# start of Source material
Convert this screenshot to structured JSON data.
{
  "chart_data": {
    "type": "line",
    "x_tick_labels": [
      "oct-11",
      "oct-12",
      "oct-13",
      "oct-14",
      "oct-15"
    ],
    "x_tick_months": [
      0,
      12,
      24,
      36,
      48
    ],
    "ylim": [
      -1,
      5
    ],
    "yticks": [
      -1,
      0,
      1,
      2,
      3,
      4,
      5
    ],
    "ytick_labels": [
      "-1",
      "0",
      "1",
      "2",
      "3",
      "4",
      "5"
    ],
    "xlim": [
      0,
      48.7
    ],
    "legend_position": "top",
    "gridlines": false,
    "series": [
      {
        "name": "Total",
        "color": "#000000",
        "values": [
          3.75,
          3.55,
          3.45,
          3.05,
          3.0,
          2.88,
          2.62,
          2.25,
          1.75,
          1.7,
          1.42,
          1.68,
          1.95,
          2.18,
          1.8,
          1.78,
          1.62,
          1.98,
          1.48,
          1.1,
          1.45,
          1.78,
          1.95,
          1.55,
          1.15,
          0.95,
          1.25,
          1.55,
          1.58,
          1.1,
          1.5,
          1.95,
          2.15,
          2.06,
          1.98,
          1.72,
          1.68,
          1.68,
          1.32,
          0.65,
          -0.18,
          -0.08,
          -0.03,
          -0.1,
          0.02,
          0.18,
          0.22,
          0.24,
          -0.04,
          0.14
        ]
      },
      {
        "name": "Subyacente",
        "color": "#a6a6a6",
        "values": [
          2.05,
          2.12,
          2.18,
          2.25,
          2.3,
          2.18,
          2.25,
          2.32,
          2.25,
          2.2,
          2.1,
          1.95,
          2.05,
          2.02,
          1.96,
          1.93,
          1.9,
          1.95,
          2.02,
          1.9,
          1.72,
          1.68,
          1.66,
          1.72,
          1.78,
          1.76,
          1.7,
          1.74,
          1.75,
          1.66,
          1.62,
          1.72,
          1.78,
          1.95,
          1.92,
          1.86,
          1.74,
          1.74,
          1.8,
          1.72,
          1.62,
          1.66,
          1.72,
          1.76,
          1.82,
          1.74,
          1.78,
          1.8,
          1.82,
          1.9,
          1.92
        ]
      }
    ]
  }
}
# end of Source material
Task requirements: Return the listing above word for word.

Finished exercise:
Convert this screenshot to structured JSON data.
{
  "chart_data": {
    "type": "line",
    "x_tick_labels": [
      "oct-11",
      "oct-12",
      "oct-13",
      "oct-14",
      "oct-15"
    ],
    "x_tick_months": [
      0,
      12,
      24,
      36,
      48
    ],
    "ylim": [
      -1,
      5
    ],
    "yticks": [
      -1,
      0,
      1,
      2,
      3,
      4,
      5
    ],
    "ytick_labels": [
      "-1",
      "0",
      "1",
      "2",
      "3",
      "4",
      "5"
    ],
    "xlim": [
      0,
      48.7
    ],
    "legend_position": "top",
    "gridlines": false,
    "series": [
      {
        "name": "Total",
        "color": "#000000",
        "values": [
          3.75,
          3.55,
          3.45,
          3.05,
          3.0,
          2.88,
          2.62,
          2.25,
          1.75,
          1.7,
          1.42,
          1.68,
          1.95,
          2.18,
          1.8,
          1.78,
          1.62,
          1.98,
          1.48,
          1.1,
          1.45,
          1.78,
          1.95,
          1.55,
          1.15,
          0.95,
          1.25,
          1.55,
          1.58,
          1.1,
          1.5,
          1.95,
          2.15,
          2.06,
          1.98,
          1.72,
          1.68,
          1.68,
          1.32,
          0.65,
          -0.18,
          -0.08,
          -0.03,
          -0.1,
          0.02,
          0.18,
          0.22,
          0.24,
          -0.04,
          0.14
        ]
      },
      {
        "name": "Subyacente",
        "color": "#a6a6a6",
        "values": [
          2.05,
          2.12,
          2.18,
          2.25,
          2.3,
          2.18,
          2.25,
          2.32,
          2.25,
          2.2,
          2.1,
          1.95,
          2.05,
          2.02,
          1.96,
          1.93,
          1.9,
          1.95,
          2.02,
          1.9,
          1.72,
          1.68,
          1.66,
          1.72,
          1.78,
          1.76,
          1.7,
          1.74,
          1.75,
          1.66,
          1.62,
          1.72,
          1.78,
          1.95,
          1.92,
          1.86,
          1.74,
          1.74,
          1.8,
          1.72,
          1.62,
          1.66,
          1.72,
          1.76,
          1.82,
          1.74,
          1.78,
          1.8,
          1.82,
          1.9,
          1.92
        ]
      }
    ]
  }
}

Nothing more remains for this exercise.